- WRITTEN INSTRUCTION
Transcribe everything in the data word for word. Pictures are left out.

Data extracted from a collection:
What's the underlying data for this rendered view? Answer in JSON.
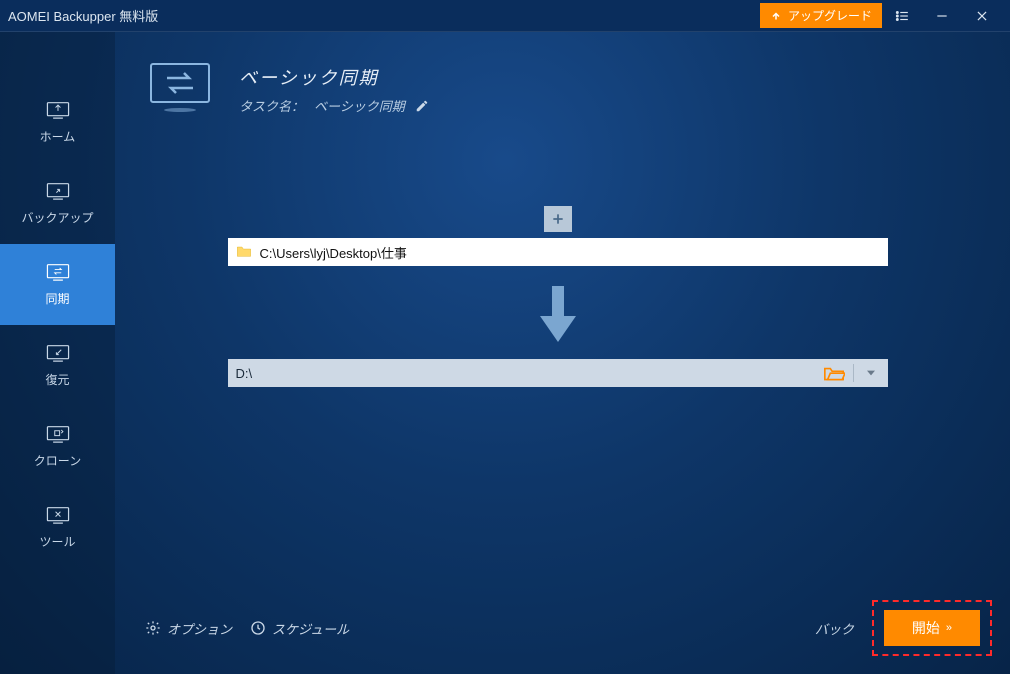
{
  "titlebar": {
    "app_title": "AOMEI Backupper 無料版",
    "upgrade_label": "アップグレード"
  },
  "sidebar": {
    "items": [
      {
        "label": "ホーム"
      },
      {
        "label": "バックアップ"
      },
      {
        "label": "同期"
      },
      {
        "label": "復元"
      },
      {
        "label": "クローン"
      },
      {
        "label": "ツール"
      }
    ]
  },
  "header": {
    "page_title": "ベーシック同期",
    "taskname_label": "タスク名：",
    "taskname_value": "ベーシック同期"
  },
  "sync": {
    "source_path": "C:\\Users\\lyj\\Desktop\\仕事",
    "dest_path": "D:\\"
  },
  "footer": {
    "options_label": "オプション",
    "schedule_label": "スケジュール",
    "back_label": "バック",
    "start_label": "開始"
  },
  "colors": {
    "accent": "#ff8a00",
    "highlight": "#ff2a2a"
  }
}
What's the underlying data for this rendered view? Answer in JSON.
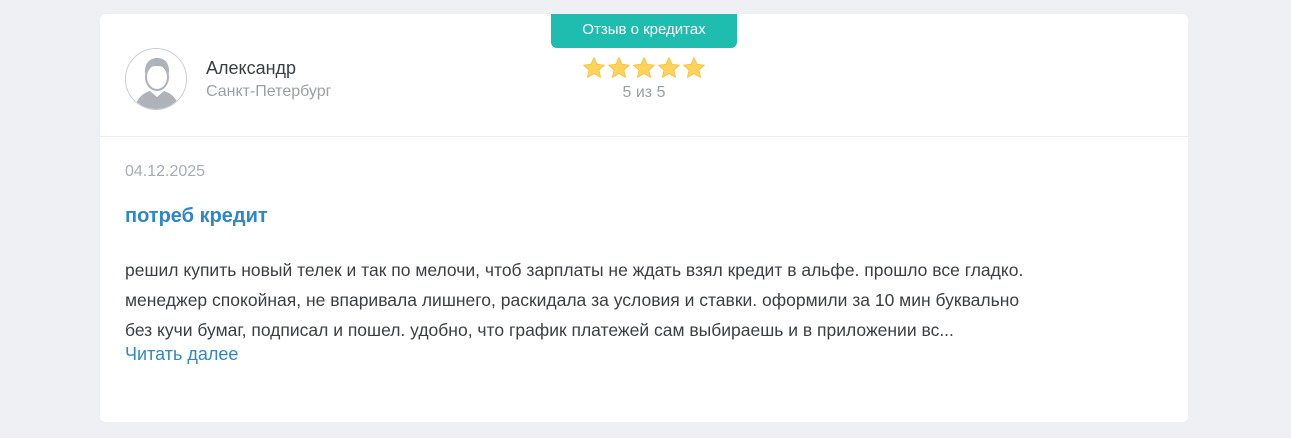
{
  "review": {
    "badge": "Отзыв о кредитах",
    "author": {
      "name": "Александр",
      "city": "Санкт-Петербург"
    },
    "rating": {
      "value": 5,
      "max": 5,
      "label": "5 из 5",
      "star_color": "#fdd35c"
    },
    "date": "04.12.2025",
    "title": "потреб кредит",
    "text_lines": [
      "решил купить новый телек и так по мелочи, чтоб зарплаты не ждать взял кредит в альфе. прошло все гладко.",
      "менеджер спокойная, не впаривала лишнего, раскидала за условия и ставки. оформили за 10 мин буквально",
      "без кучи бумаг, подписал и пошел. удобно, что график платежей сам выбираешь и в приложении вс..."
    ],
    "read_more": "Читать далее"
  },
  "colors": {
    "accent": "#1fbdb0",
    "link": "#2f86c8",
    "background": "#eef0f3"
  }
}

- OUTPUT BELOW
What's the underlying data for this rendered view? Answer in JSON.
{
  "titlebar": {
    "app_title": "AOMEI Backupper 無料版",
    "upgrade_label": "アップグレード"
  },
  "sidebar": {
    "items": [
      {
        "label": "ホーム"
      },
      {
        "label": "バックアップ"
      },
      {
        "label": "同期"
      },
      {
        "label": "復元"
      },
      {
        "label": "クローン"
      },
      {
        "label": "ツール"
      }
    ]
  },
  "header": {
    "page_title": "ベーシック同期",
    "taskname_label": "タスク名：",
    "taskname_value": "ベーシック同期"
  },
  "sync": {
    "source_path": "C:\\Users\\lyj\\Desktop\\仕事",
    "dest_path": "D:\\"
  },
  "footer": {
    "options_label": "オプション",
    "schedule_label": "スケジュール",
    "back_label": "バック",
    "start_label": "開始"
  },
  "colors": {
    "accent": "#ff8a00",
    "highlight": "#ff2a2a"
  }
}
What's the underlying data for this rendered view? Answer in JSON.
{
  "review": {
    "badge": "Отзыв о кредитах",
    "author": {
      "name": "Александр",
      "city": "Санкт-Петербург"
    },
    "rating": {
      "value": 5,
      "max": 5,
      "label": "5 из 5",
      "star_color": "#fdd35c"
    },
    "date": "04.12.2025",
    "title": "потреб кредит",
    "text_lines": [
      "решил купить новый телек и так по мелочи, чтоб зарплаты не ждать взял кредит в альфе. прошло все гладко.",
      "менеджер спокойная, не впаривала лишнего, раскидала за условия и ставки. оформили за 10 мин буквально",
      "без кучи бумаг, подписал и пошел. удобно, что график платежей сам выбираешь и в приложении вс..."
    ],
    "read_more": "Читать далее"
  },
  "colors": {
    "accent": "#1fbdb0",
    "link": "#2f86c8",
    "background": "#eef0f3"
  }
}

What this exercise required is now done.